Exercise details
Set down the data below without change, skipping the pictures it holds.

Records provided
━━━━━━━━━━━━━━━━━━━━━━━━━━━━━━

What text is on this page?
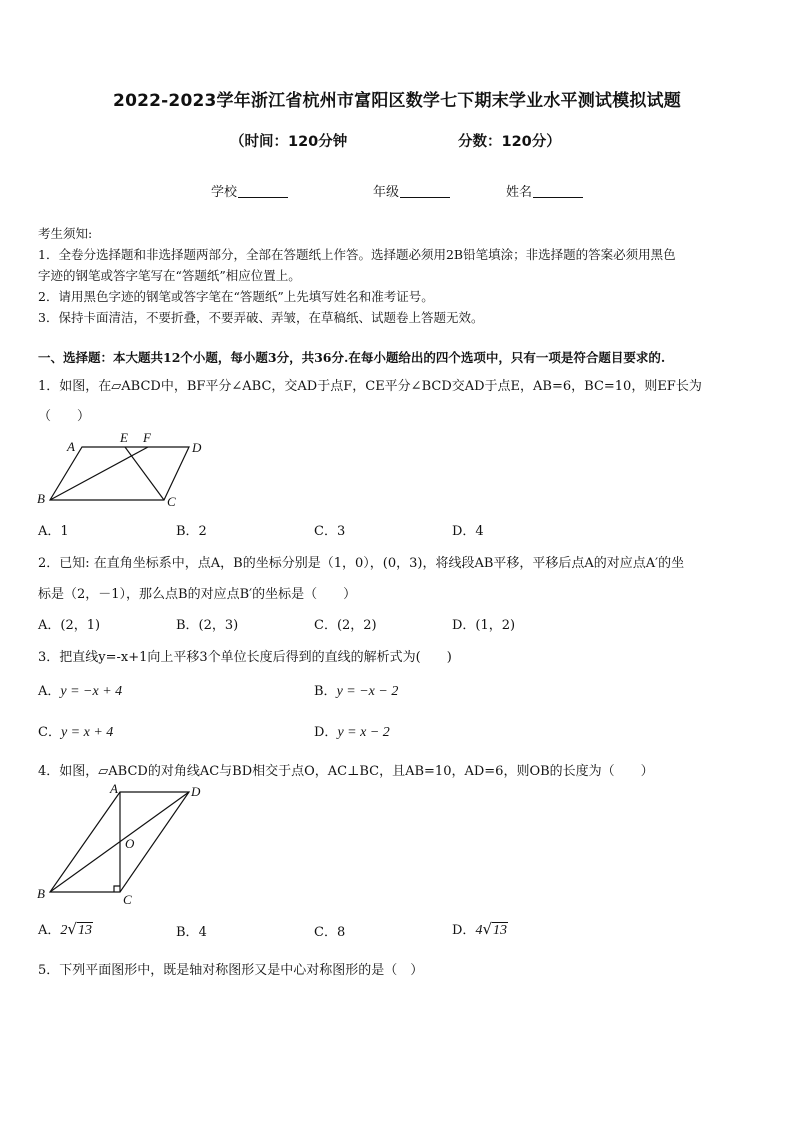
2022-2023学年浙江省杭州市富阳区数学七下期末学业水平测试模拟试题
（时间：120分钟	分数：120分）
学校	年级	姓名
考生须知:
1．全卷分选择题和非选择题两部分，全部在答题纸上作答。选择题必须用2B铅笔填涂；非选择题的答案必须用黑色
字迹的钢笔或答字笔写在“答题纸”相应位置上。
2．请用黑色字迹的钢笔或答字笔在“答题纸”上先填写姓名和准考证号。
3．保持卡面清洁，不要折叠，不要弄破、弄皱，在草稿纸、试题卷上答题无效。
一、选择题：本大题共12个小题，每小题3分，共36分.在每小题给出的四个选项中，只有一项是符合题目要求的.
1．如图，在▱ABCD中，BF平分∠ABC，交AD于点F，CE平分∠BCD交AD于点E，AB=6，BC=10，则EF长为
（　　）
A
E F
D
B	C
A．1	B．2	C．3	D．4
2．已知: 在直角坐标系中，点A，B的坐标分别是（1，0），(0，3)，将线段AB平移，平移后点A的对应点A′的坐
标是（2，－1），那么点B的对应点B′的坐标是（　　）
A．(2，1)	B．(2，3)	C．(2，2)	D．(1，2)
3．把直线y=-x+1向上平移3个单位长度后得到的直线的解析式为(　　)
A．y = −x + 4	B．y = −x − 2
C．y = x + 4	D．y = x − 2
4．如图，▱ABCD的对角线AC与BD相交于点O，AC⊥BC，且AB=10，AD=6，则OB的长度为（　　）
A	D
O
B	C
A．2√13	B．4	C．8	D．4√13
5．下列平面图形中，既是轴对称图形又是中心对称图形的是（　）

━━━━━━━━━━━━━━━━━━━━━━━━━━━━━━

Exercise response
What text is on this page?
2022-2023学年浙江省杭州市富阳区数学七下期末学业水平测试模拟试题
（时间：120分钟	分数：120分）
学校	年级	姓名
考生须知:
1．全卷分选择题和非选择题两部分，全部在答题纸上作答。选择题必须用2B铅笔填涂；非选择题的答案必须用黑色
字迹的钢笔或答字笔写在“答题纸”相应位置上。
2．请用黑色字迹的钢笔或答字笔在“答题纸”上先填写姓名和准考证号。
3．保持卡面清洁，不要折叠，不要弄破、弄皱，在草稿纸、试题卷上答题无效。
一、选择题：本大题共12个小题，每小题3分，共36分.在每小题给出的四个选项中，只有一项是符合题目要求的.
1．如图，在▱ABCD中，BF平分∠ABC，交AD于点F，CE平分∠BCD交AD于点E，AB=6，BC=10，则EF长为
（　　）
A
E F
D
B	C
A．1	B．2	C．3	D．4
2．已知: 在直角坐标系中，点A，B的坐标分别是（1，0），(0，3)，将线段AB平移，平移后点A的对应点A′的坐
标是（2，－1），那么点B的对应点B′的坐标是（　　）
A．(2，1)	B．(2，3)	C．(2，2)	D．(1，2)
3．把直线y=-x+1向上平移3个单位长度后得到的直线的解析式为(　　)
A．y = −x + 4	B．y = −x − 2
C．y = x + 4	D．y = x − 2
4．如图，▱ABCD的对角线AC与BD相交于点O，AC⊥BC，且AB=10，AD=6，则OB的长度为（　　）
A	D
O
B	C
A．2√13	B．4	C．8	D．4√13
5．下列平面图形中，既是轴对称图形又是中心对称图形的是（　）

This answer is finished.